> Stated problem
Select the lines of the records containing the word "selected" and list them.
***** Data to use *****
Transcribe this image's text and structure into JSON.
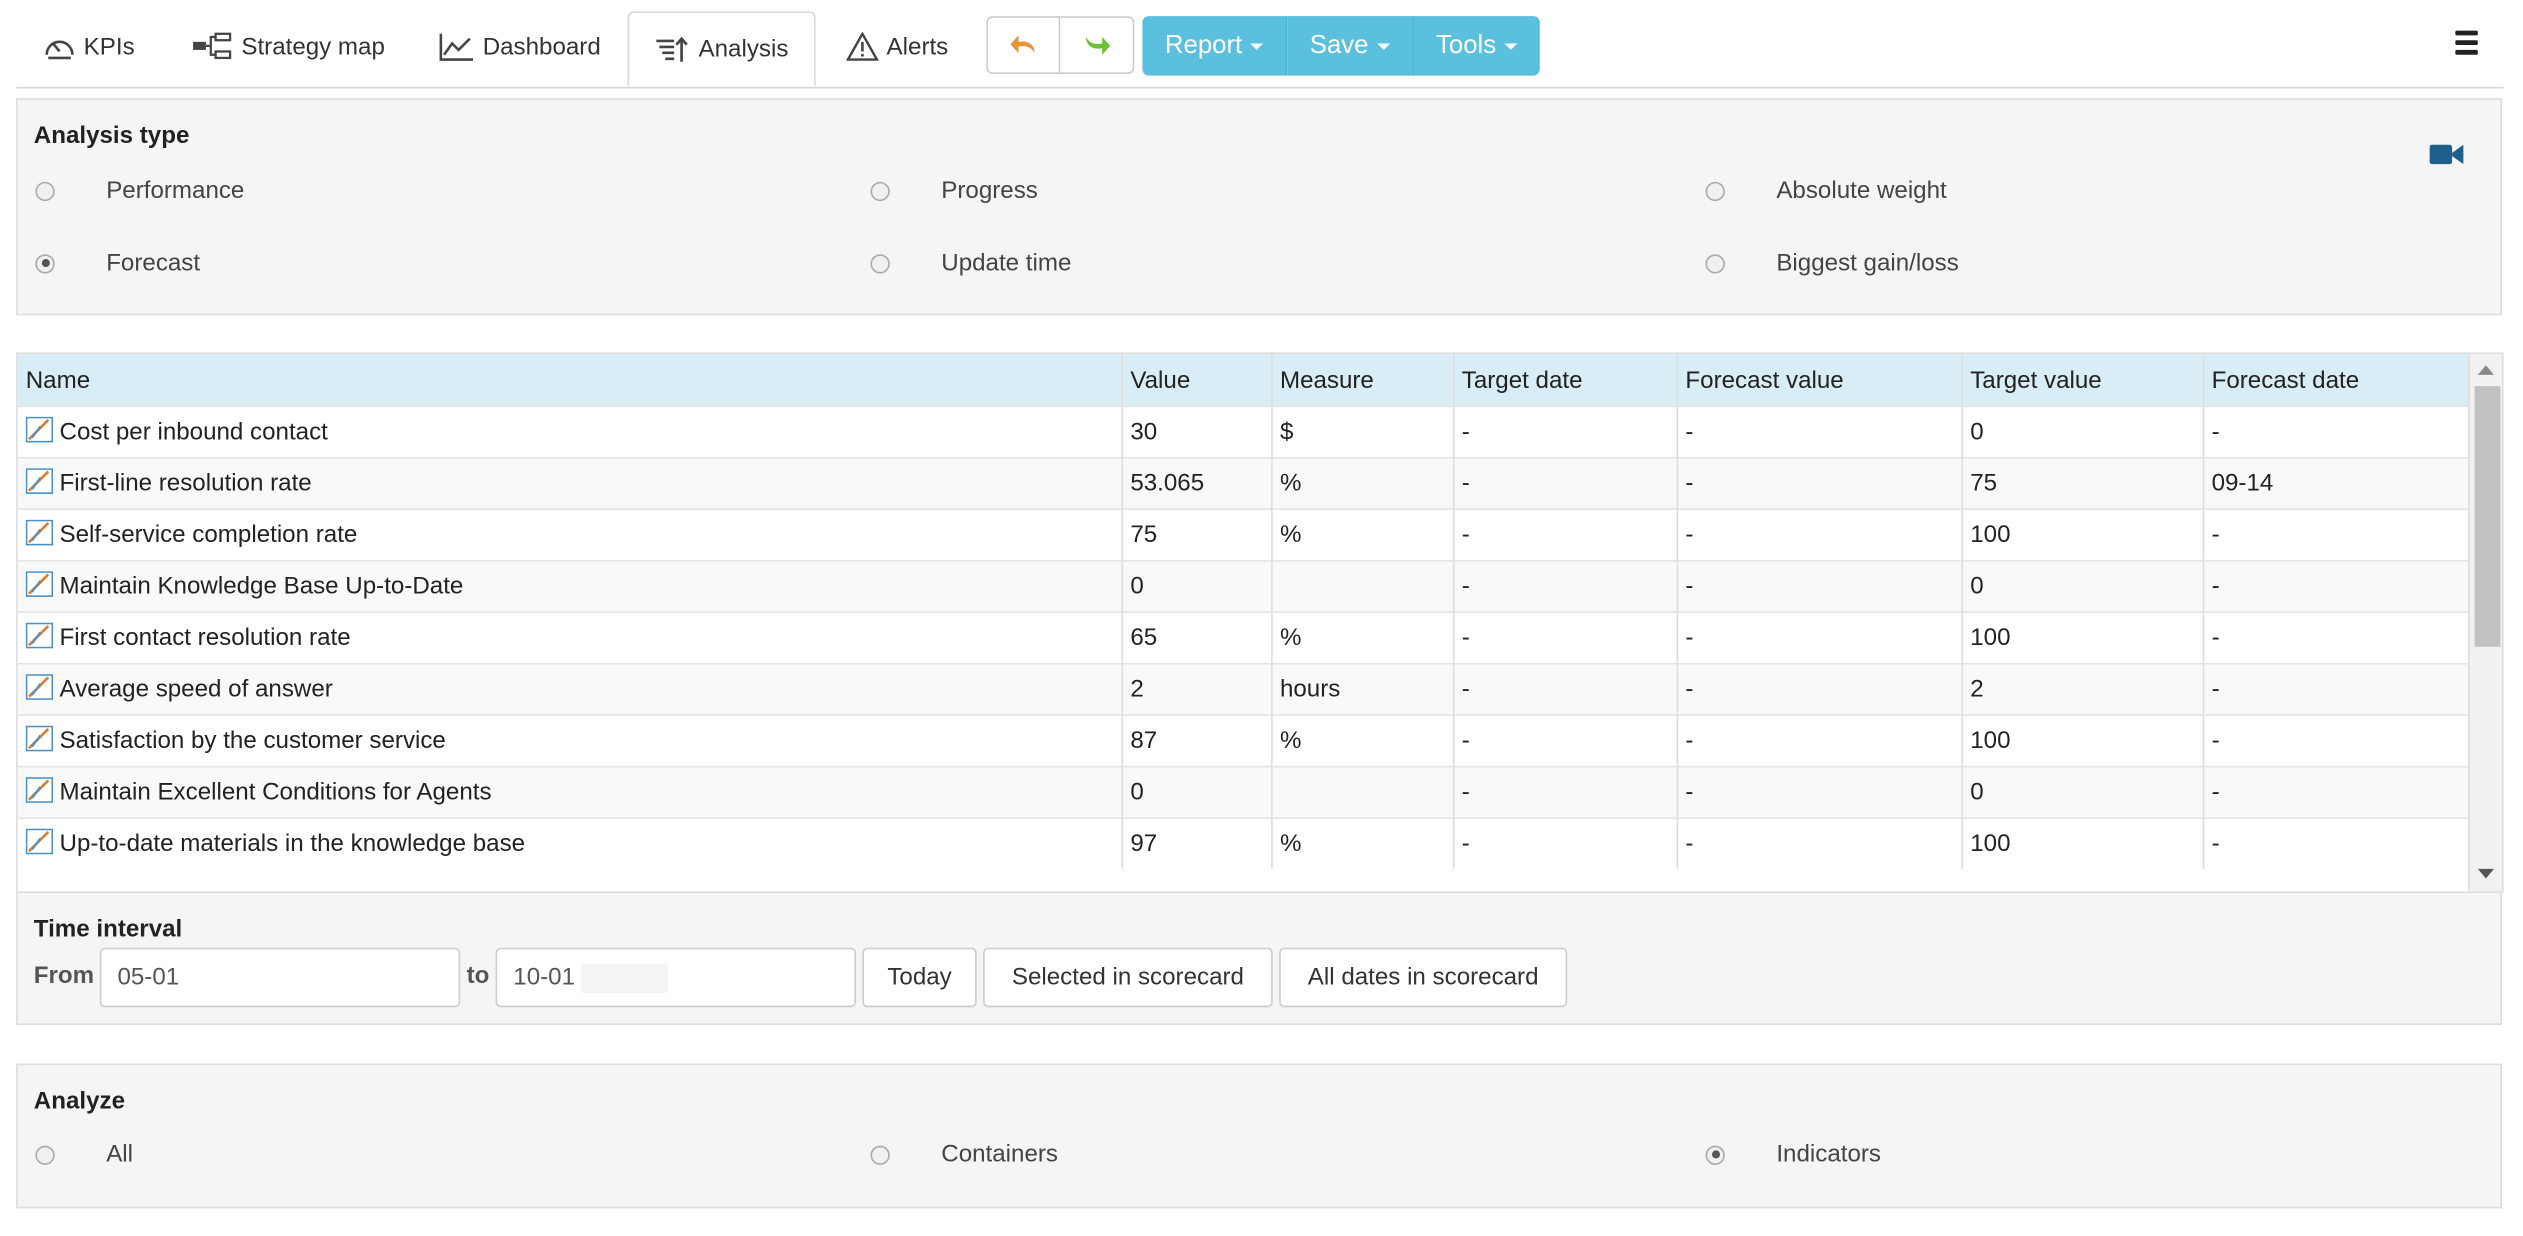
{
  "tabs": [
    {
      "label": "KPIs",
      "icon": "gauge-icon"
    },
    {
      "label": "Strategy map",
      "icon": "strategy-map-icon"
    },
    {
      "label": "Dashboard",
      "icon": "line-chart-icon"
    },
    {
      "label": "Analysis",
      "icon": "sort-amount-icon"
    },
    {
      "label": "Alerts",
      "icon": "warning-icon"
    }
  ],
  "toolbar": {
    "report": "Report",
    "save": "Save",
    "tools": "Tools"
  },
  "analysis_type": {
    "title": "Analysis type",
    "options": [
      "Performance",
      "Progress",
      "Absolute weight",
      "Forecast",
      "Update time",
      "Biggest gain/loss"
    ],
    "selected": "Forecast"
  },
  "table": {
    "columns": [
      "Name",
      "Value",
      "Measure",
      "Target date",
      "Forecast value",
      "Target value",
      "Forecast date"
    ],
    "rows": [
      [
        "Cost per inbound contact",
        "30",
        "$",
        "-",
        "-",
        "0",
        "-"
      ],
      [
        "First-line resolution rate",
        "53.065",
        "%",
        "-",
        "-",
        "75",
        "09-14"
      ],
      [
        "Self-service completion rate",
        "75",
        "%",
        "-",
        "-",
        "100",
        "-"
      ],
      [
        "Maintain Knowledge Base Up-to-Date",
        "0",
        "",
        "-",
        "-",
        "0",
        "-"
      ],
      [
        "First contact resolution rate",
        "65",
        "%",
        "-",
        "-",
        "100",
        "-"
      ],
      [
        "Average speed of answer",
        "2",
        "hours",
        "-",
        "-",
        "2",
        "-"
      ],
      [
        "Satisfaction by the customer service",
        "87",
        "%",
        "-",
        "-",
        "100",
        "-"
      ],
      [
        "Maintain Excellent Conditions for Agents",
        "0",
        "",
        "-",
        "-",
        "0",
        "-"
      ],
      [
        "Up-to-date materials in the knowledge base",
        "97",
        "%",
        "-",
        "-",
        "100",
        "-"
      ]
    ]
  },
  "time_interval": {
    "title": "Time interval",
    "from_label": "From",
    "to_label": "to",
    "from_value": "05-01",
    "to_value": "10-01",
    "today": "Today",
    "selected": "Selected in scorecard",
    "all_dates": "All dates in scorecard"
  },
  "analyze": {
    "title": "Analyze",
    "options": [
      "All",
      "Containers",
      "Indicators"
    ],
    "selected": "Indicators"
  },
  "colors": {
    "info_button": "#5bc0de",
    "header_row": "#d9edf7",
    "camera_icon": "#1f5f8b"
  }
}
*****
> Answer for this exercise
    "selected": "Forecast"
    "selected": "Selected in scorecard",
    "selected": "Indicators"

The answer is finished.